> **Problem requirements**: Write out the entire listing below exactly as it appears, minus any pictures.

> **Supplied records**:
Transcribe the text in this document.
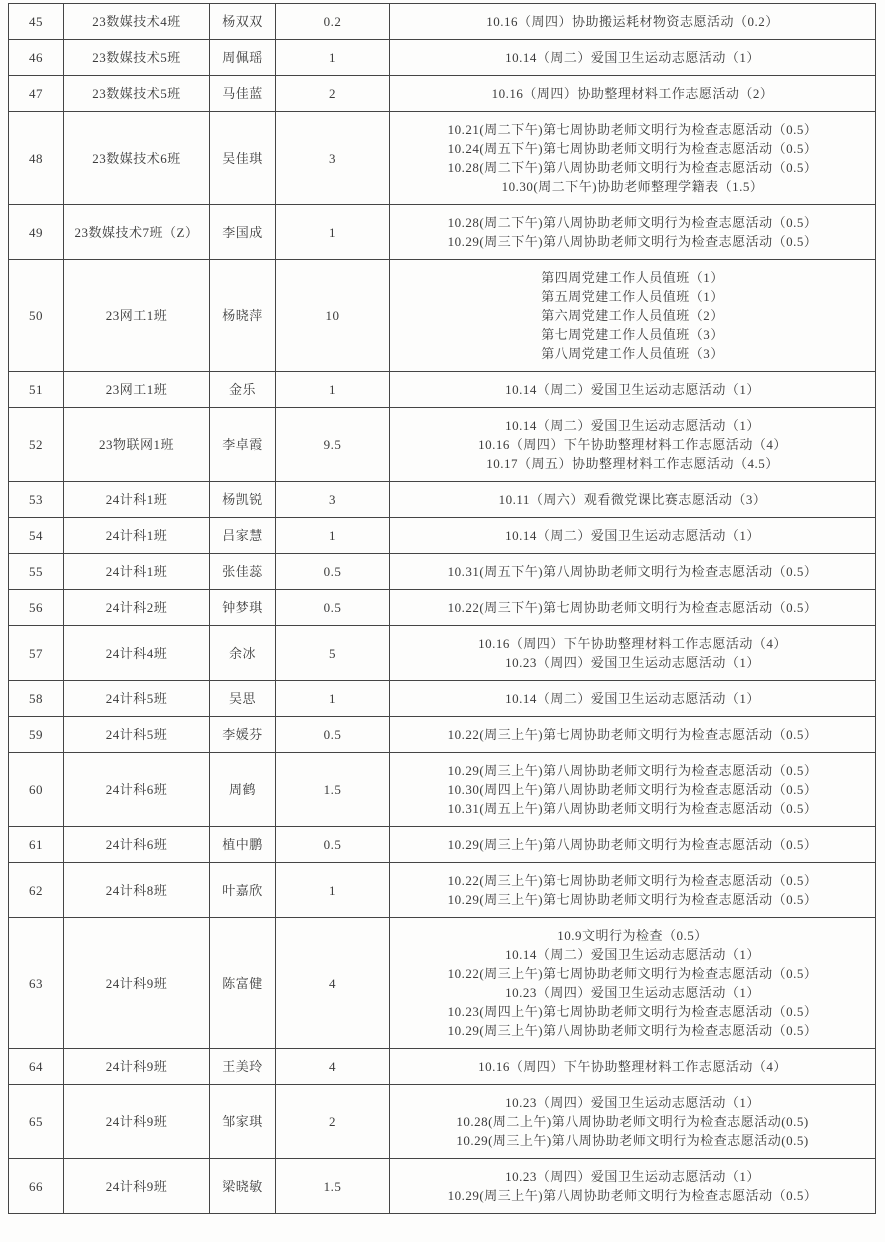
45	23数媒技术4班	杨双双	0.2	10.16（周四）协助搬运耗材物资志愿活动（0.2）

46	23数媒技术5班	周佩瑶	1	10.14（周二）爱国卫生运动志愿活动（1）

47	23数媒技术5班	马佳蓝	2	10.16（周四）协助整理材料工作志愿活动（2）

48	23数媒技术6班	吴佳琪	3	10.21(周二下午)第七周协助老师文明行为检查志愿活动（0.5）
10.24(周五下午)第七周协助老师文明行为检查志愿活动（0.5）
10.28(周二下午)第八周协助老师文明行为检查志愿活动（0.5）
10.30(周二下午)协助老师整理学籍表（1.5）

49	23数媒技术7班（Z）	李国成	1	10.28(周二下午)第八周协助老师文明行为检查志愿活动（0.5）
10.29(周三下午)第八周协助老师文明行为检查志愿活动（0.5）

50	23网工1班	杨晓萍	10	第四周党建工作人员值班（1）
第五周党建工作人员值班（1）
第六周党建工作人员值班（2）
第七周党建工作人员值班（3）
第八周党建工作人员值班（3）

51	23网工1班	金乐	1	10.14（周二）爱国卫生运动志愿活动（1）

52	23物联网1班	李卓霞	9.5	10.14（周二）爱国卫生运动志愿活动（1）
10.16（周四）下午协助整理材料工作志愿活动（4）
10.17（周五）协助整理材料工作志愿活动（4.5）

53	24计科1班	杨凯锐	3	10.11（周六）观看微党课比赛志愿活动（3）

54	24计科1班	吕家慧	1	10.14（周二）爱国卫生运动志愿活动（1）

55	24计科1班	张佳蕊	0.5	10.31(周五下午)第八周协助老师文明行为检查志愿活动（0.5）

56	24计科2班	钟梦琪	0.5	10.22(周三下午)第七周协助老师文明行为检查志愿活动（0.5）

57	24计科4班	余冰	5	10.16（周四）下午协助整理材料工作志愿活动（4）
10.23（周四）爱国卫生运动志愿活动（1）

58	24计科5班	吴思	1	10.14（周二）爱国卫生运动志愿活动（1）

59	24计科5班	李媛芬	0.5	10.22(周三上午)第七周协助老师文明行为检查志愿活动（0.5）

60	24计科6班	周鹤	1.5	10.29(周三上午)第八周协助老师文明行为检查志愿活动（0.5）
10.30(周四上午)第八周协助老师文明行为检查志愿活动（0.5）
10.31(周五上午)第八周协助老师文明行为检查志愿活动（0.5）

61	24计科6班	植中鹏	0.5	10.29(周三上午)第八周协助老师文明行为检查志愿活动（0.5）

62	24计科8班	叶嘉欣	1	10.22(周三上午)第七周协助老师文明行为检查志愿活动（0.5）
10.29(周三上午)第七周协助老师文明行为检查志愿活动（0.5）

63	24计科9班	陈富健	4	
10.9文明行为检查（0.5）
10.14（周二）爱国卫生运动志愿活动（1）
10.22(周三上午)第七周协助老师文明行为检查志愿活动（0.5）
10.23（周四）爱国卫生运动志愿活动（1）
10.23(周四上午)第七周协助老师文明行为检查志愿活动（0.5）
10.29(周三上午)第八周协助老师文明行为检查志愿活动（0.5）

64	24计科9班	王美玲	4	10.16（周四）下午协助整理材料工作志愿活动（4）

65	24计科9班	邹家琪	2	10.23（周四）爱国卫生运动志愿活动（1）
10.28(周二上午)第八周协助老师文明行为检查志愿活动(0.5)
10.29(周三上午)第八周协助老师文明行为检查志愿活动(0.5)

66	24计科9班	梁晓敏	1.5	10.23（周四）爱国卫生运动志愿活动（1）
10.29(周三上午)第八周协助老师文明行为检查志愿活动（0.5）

> **Written solution**:
Transcribe the text in this document.
45	23数媒技术4班	杨双双	0.2	10.16（周四）协助搬运耗材物资志愿活动（0.2）

46	23数媒技术5班	周佩瑶	1	10.14（周二）爱国卫生运动志愿活动（1）

47	23数媒技术5班	马佳蓝	2	10.16（周四）协助整理材料工作志愿活动（2）

48	23数媒技术6班	吴佳琪	3	10.21(周二下午)第七周协助老师文明行为检查志愿活动（0.5）
10.24(周五下午)第七周协助老师文明行为检查志愿活动（0.5）
10.28(周二下午)第八周协助老师文明行为检查志愿活动（0.5）
10.30(周二下午)协助老师整理学籍表（1.5）

49	23数媒技术7班（Z）	李国成	1	10.28(周二下午)第八周协助老师文明行为检查志愿活动（0.5）
10.29(周三下午)第八周协助老师文明行为检查志愿活动（0.5）

50	23网工1班	杨晓萍	10	第四周党建工作人员值班（1）
第五周党建工作人员值班（1）
第六周党建工作人员值班（2）
第七周党建工作人员值班（3）
第八周党建工作人员值班（3）

51	23网工1班	金乐	1	10.14（周二）爱国卫生运动志愿活动（1）

52	23物联网1班	李卓霞	9.5	10.14（周二）爱国卫生运动志愿活动（1）
10.16（周四）下午协助整理材料工作志愿活动（4）
10.17（周五）协助整理材料工作志愿活动（4.5）

53	24计科1班	杨凯锐	3	10.11（周六）观看微党课比赛志愿活动（3）

54	24计科1班	吕家慧	1	10.14（周二）爱国卫生运动志愿活动（1）

55	24计科1班	张佳蕊	0.5	10.31(周五下午)第八周协助老师文明行为检查志愿活动（0.5）

56	24计科2班	钟梦琪	0.5	10.22(周三下午)第七周协助老师文明行为检查志愿活动（0.5）

57	24计科4班	余冰	5	10.16（周四）下午协助整理材料工作志愿活动（4）
10.23（周四）爱国卫生运动志愿活动（1）

58	24计科5班	吴思	1	10.14（周二）爱国卫生运动志愿活动（1）

59	24计科5班	李媛芬	0.5	10.22(周三上午)第七周协助老师文明行为检查志愿活动（0.5）

60	24计科6班	周鹤	1.5	10.29(周三上午)第八周协助老师文明行为检查志愿活动（0.5）
10.30(周四上午)第八周协助老师文明行为检查志愿活动（0.5）
10.31(周五上午)第八周协助老师文明行为检查志愿活动（0.5）

61	24计科6班	植中鹏	0.5	10.29(周三上午)第八周协助老师文明行为检查志愿活动（0.5）

62	24计科8班	叶嘉欣	1	10.22(周三上午)第七周协助老师文明行为检查志愿活动（0.5）
10.29(周三上午)第七周协助老师文明行为检查志愿活动（0.5）

63	24计科9班	陈富健	4	
10.9文明行为检查（0.5）
10.14（周二）爱国卫生运动志愿活动（1）
10.22(周三上午)第七周协助老师文明行为检查志愿活动（0.5）
10.23（周四）爱国卫生运动志愿活动（1）
10.23(周四上午)第七周协助老师文明行为检查志愿活动（0.5）
10.29(周三上午)第八周协助老师文明行为检查志愿活动（0.5）

64	24计科9班	王美玲	4	10.16（周四）下午协助整理材料工作志愿活动（4）

65	24计科9班	邹家琪	2	10.23（周四）爱国卫生运动志愿活动（1）
10.28(周二上午)第八周协助老师文明行为检查志愿活动(0.5)
10.29(周三上午)第八周协助老师文明行为检查志愿活动(0.5)

66	24计科9班	梁晓敏	1.5	10.23（周四）爱国卫生运动志愿活动（1）
10.29(周三上午)第八周协助老师文明行为检查志愿活动（0.5）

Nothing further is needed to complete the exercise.